■ **Exercise**
Scan the lines below for the word "text". Copy each line you find it in.

==== Provided records ====

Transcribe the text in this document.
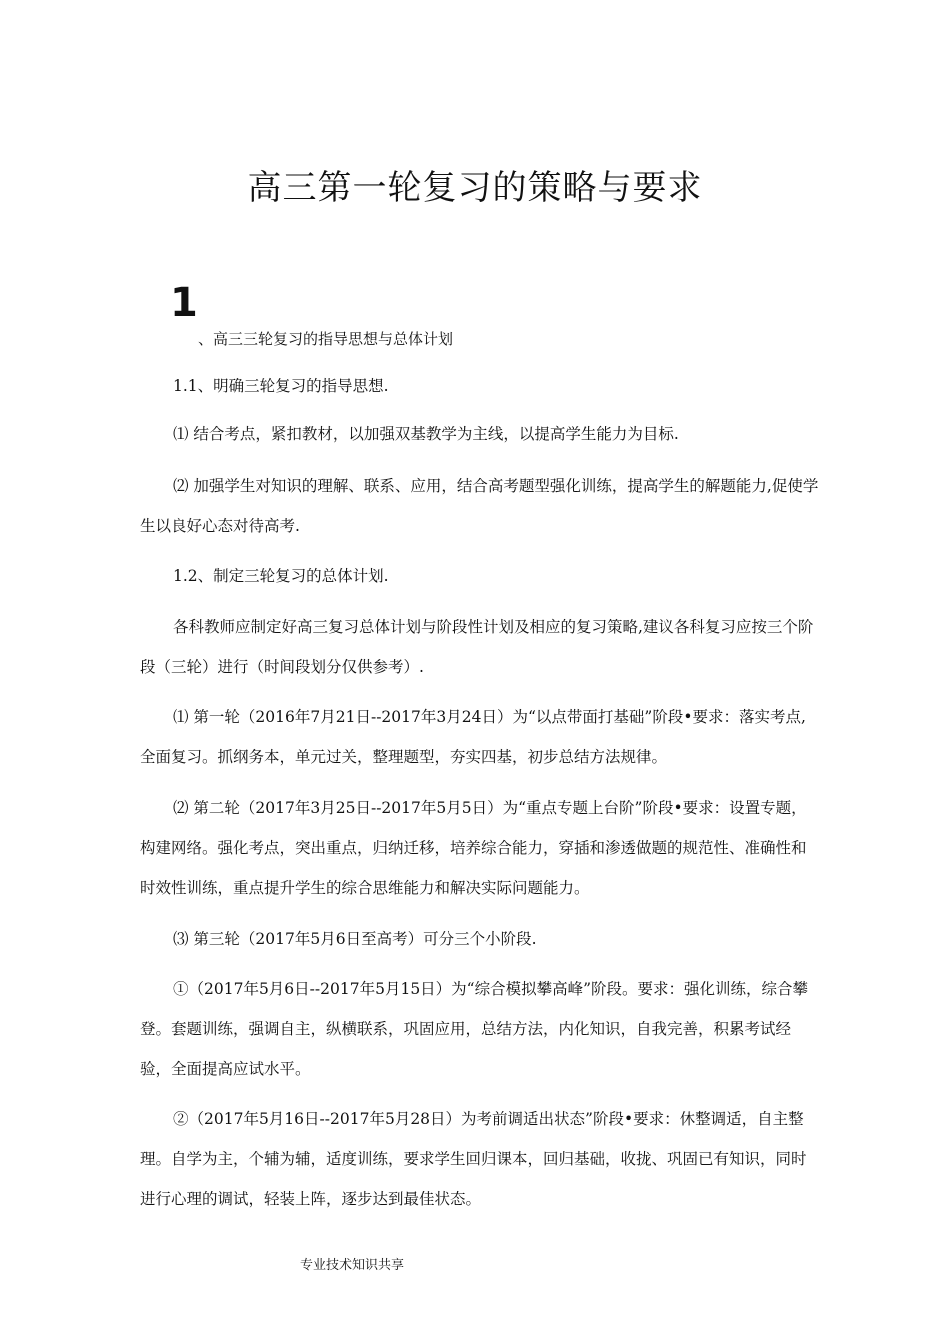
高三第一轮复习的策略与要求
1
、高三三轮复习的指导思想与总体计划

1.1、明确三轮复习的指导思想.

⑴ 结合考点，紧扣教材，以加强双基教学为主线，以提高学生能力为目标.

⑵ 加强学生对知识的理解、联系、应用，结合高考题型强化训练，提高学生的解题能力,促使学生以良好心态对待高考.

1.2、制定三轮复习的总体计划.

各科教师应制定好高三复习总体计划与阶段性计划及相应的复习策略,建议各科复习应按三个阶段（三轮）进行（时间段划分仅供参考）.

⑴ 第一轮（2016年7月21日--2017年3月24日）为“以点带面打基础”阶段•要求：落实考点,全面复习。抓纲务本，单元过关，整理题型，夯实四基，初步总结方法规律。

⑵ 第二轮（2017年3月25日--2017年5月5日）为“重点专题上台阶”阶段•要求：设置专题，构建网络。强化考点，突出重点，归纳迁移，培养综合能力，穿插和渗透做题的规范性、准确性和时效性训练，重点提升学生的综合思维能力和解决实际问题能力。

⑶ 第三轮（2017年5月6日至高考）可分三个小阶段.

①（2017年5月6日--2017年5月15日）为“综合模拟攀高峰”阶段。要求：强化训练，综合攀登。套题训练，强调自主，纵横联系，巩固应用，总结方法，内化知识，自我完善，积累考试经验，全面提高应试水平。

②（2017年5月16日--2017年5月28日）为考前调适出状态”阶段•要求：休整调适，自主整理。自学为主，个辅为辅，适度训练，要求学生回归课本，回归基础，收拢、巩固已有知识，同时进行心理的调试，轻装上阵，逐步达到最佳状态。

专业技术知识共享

====
==== Provided records ====

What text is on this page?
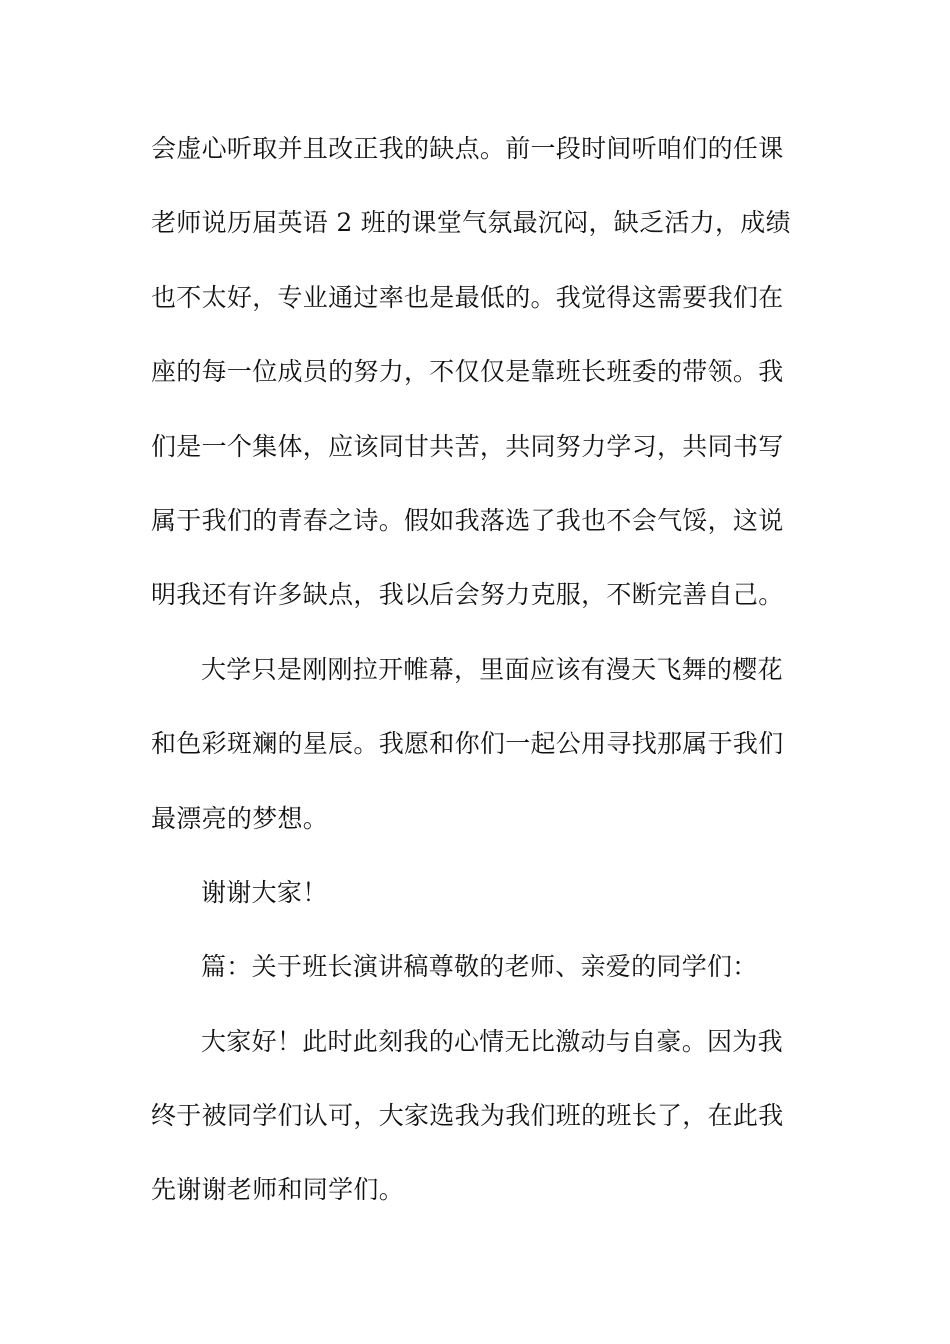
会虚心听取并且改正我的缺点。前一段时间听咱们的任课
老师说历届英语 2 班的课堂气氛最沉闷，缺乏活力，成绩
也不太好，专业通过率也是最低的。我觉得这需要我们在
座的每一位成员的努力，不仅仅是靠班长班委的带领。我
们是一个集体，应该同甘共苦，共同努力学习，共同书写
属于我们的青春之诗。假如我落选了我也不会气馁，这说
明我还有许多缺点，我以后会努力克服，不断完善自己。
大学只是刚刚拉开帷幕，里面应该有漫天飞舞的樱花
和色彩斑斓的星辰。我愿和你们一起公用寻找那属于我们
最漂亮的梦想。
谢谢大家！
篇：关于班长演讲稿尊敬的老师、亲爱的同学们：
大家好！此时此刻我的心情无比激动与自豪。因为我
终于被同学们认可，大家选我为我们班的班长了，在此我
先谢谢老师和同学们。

====

■ **The response**
Transcribe the text in this document.
What text is on this page?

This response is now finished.